BRIEF: Output every entry exactly as written, skipping any pictures.

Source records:
------------------------------------------------------------------------
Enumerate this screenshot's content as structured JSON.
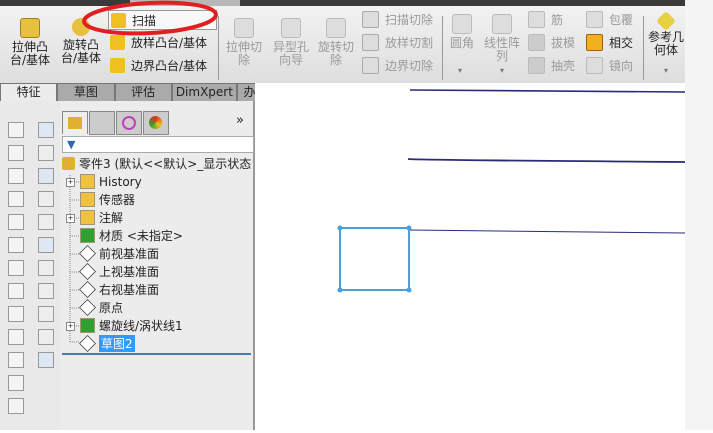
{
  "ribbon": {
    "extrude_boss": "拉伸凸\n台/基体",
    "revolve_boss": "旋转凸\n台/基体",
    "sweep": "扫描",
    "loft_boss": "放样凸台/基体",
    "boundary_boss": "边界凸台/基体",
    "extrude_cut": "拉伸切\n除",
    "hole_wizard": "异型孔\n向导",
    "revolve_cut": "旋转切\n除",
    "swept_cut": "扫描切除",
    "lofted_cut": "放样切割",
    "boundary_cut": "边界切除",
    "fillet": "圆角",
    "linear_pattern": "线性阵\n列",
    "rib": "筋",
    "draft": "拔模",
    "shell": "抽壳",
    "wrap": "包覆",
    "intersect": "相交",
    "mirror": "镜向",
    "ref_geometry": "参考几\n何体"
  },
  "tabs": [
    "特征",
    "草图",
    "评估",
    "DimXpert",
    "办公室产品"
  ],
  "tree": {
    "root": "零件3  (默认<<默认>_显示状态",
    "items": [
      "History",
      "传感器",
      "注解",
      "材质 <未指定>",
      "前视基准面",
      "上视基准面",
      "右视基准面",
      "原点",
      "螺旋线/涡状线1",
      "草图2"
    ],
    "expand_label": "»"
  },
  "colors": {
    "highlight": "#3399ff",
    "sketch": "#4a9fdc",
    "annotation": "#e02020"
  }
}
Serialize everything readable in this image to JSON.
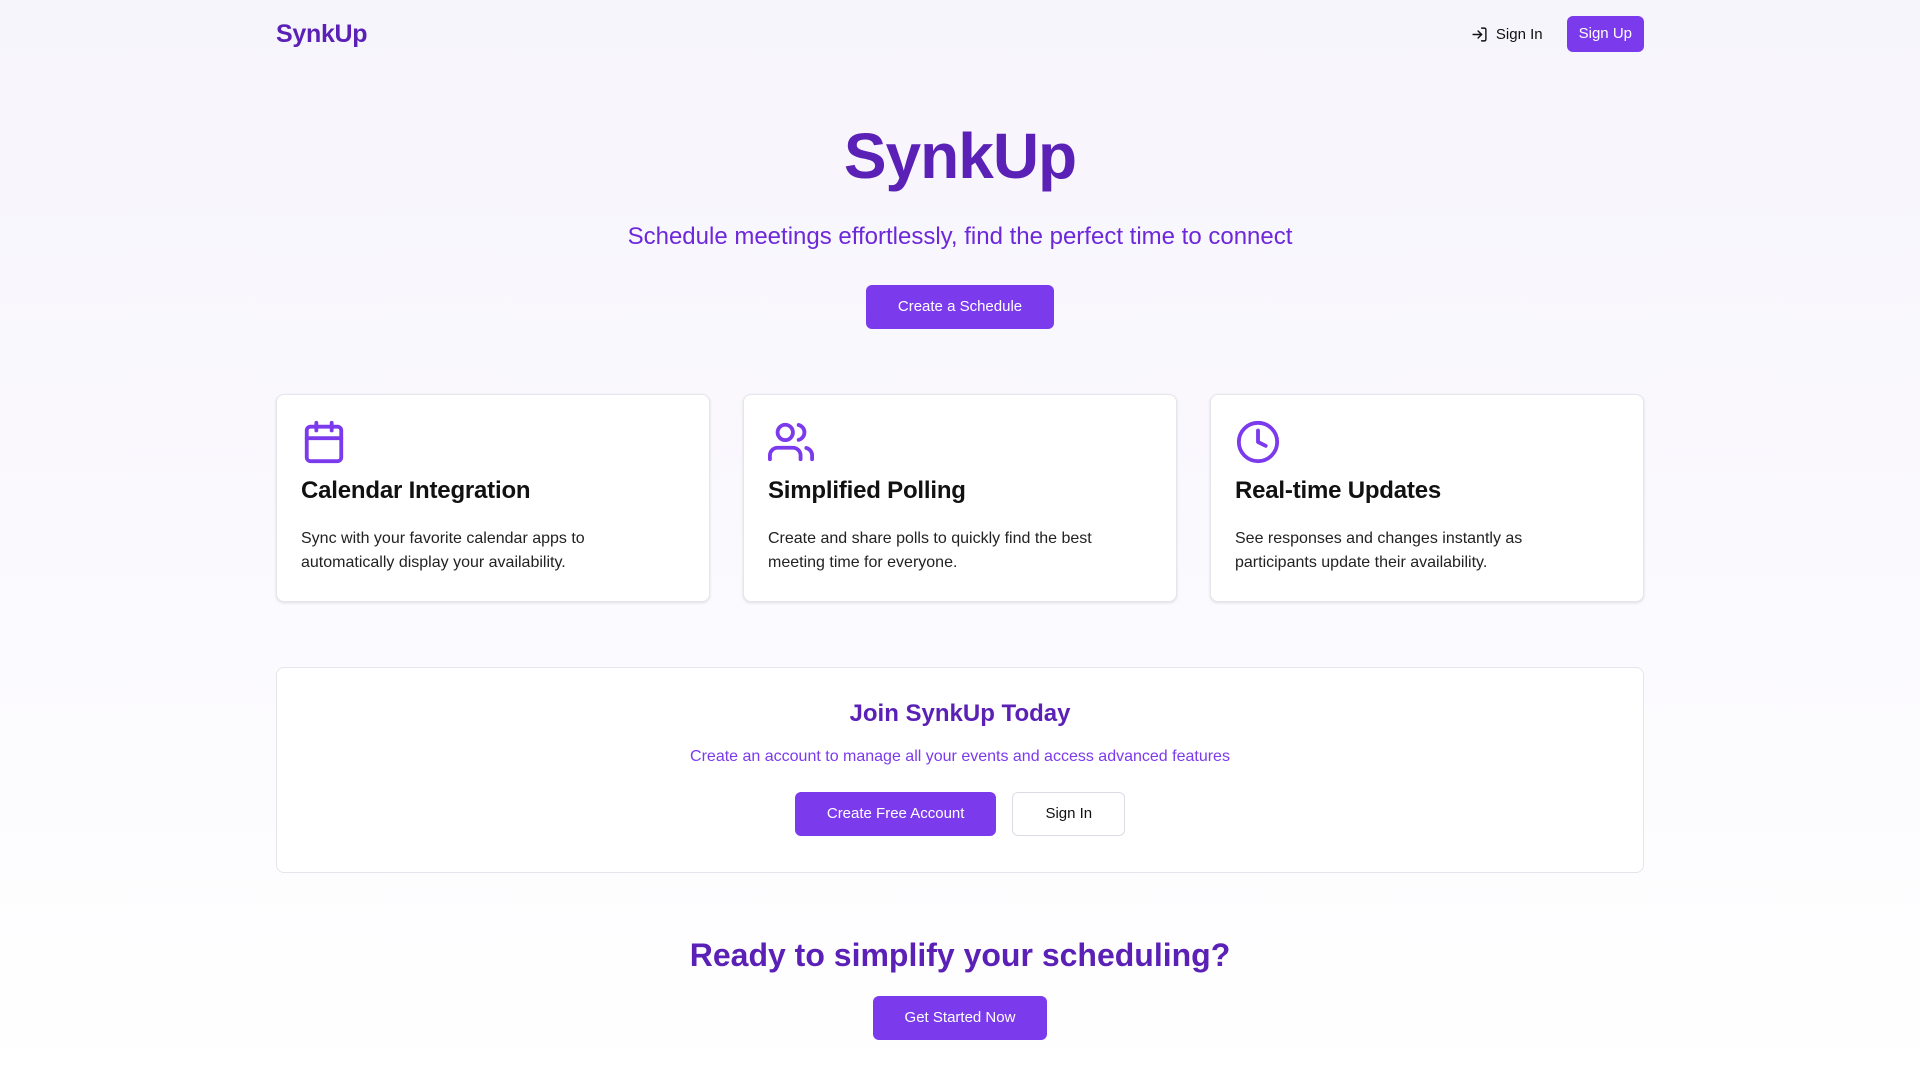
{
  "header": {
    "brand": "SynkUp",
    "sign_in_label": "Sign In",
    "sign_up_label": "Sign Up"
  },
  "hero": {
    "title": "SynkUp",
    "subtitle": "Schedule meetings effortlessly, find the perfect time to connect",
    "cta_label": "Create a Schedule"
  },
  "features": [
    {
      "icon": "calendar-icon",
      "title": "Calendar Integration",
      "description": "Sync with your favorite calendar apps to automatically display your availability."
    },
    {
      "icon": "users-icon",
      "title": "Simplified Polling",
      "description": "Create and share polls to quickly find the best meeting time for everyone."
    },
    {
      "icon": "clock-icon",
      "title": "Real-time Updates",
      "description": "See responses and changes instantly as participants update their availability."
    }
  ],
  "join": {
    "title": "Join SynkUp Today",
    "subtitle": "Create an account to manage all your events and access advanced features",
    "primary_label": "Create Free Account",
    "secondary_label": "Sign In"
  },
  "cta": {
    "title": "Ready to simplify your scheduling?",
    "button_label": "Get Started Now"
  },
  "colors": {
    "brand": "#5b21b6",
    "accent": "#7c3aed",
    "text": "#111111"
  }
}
------------------------------------------------------------------------
FINAL RESULT:
Enumerate this screenshot's content as structured JSON.
{
  "ribbon": {
    "extrude_boss": "拉伸凸\n台/基体",
    "revolve_boss": "旋转凸\n台/基体",
    "sweep": "扫描",
    "loft_boss": "放样凸台/基体",
    "boundary_boss": "边界凸台/基体",
    "extrude_cut": "拉伸切\n除",
    "hole_wizard": "异型孔\n向导",
    "revolve_cut": "旋转切\n除",
    "swept_cut": "扫描切除",
    "lofted_cut": "放样切割",
    "boundary_cut": "边界切除",
    "fillet": "圆角",
    "linear_pattern": "线性阵\n列",
    "rib": "筋",
    "draft": "拔模",
    "shell": "抽壳",
    "wrap": "包覆",
    "intersect": "相交",
    "mirror": "镜向",
    "ref_geometry": "参考几\n何体"
  },
  "tabs": [
    "特征",
    "草图",
    "评估",
    "DimXpert",
    "办公室产品"
  ],
  "tree": {
    "root": "零件3  (默认<<默认>_显示状态",
    "items": [
      "History",
      "传感器",
      "注解",
      "材质 <未指定>",
      "前视基准面",
      "上视基准面",
      "右视基准面",
      "原点",
      "螺旋线/涡状线1",
      "草图2"
    ],
    "expand_label": "»"
  },
  "colors": {
    "highlight": "#3399ff",
    "sketch": "#4a9fdc",
    "annotation": "#e02020"
  }
}
Serialize everything readable in this image to JSON.
{
  "header": {
    "brand": "SynkUp",
    "sign_in_label": "Sign In",
    "sign_up_label": "Sign Up"
  },
  "hero": {
    "title": "SynkUp",
    "subtitle": "Schedule meetings effortlessly, find the perfect time to connect",
    "cta_label": "Create a Schedule"
  },
  "features": [
    {
      "icon": "calendar-icon",
      "title": "Calendar Integration",
      "description": "Sync with your favorite calendar apps to automatically display your availability."
    },
    {
      "icon": "users-icon",
      "title": "Simplified Polling",
      "description": "Create and share polls to quickly find the best meeting time for everyone."
    },
    {
      "icon": "clock-icon",
      "title": "Real-time Updates",
      "description": "See responses and changes instantly as participants update their availability."
    }
  ],
  "join": {
    "title": "Join SynkUp Today",
    "subtitle": "Create an account to manage all your events and access advanced features",
    "primary_label": "Create Free Account",
    "secondary_label": "Sign In"
  },
  "cta": {
    "title": "Ready to simplify your scheduling?",
    "button_label": "Get Started Now"
  },
  "colors": {
    "brand": "#5b21b6",
    "accent": "#7c3aed",
    "text": "#111111"
  }
}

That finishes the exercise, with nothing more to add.